**Work instructions**
Review the material line by line. Identify and copy every line that contains the string "disability".

**Saved entries**
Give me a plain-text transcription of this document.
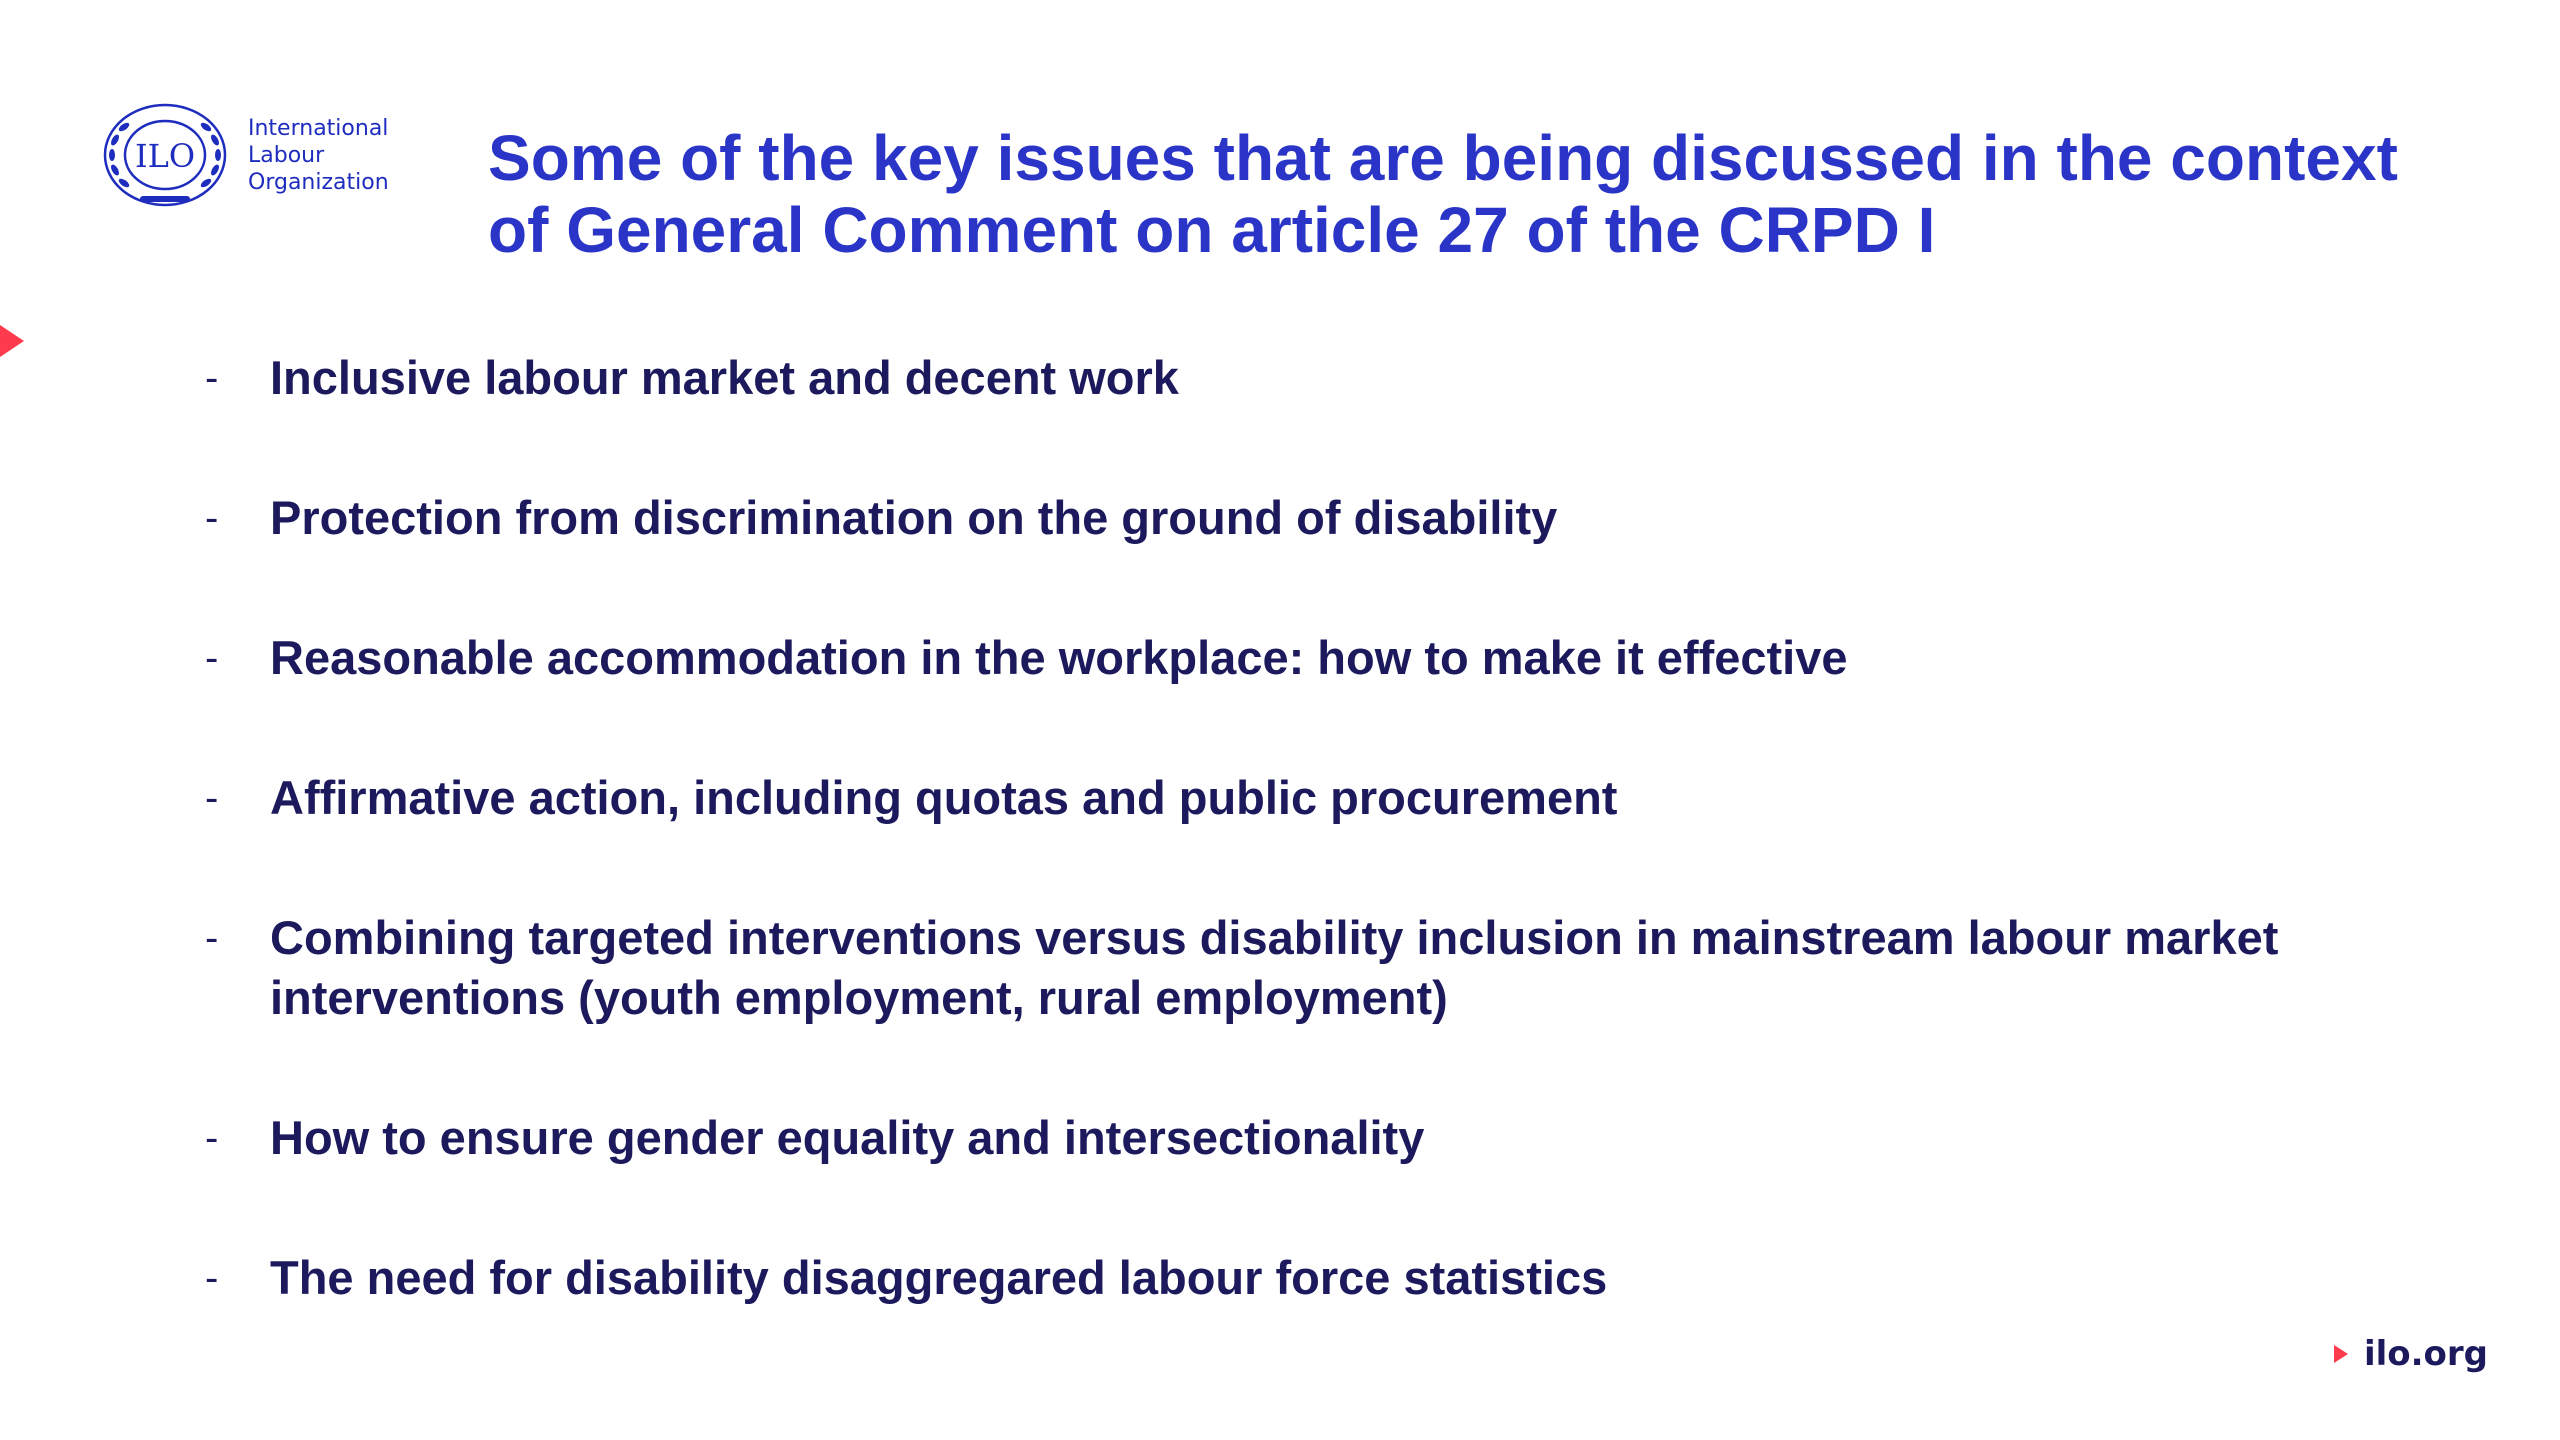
ILO
International
Labour
Organization Some of the key issues that are being discussed in the context of General Comment on article 27 of the CRPD I
-	Inclusive labour market and decent work
-	Protection from discrimination on the ground of disability
-	Reasonable accommodation in the workplace: how to make it effective
-	Affirmative action, including quotas and public procurement
-	Combining targeted interventions versus disability inclusion in mainstream labour market interventions (youth employment, rural employment)
-	How to ensure gender equality and intersectionality
-	The need for disability disaggregared labour force statistics
ilo.org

**Output for this exercise**
-	Protection from discrimination on the ground of disability
-	Combining targeted interventions versus disability inclusion in mainstream labour market interventions (youth employment, rural employment)
-	The need for disability disaggregared labour force statistics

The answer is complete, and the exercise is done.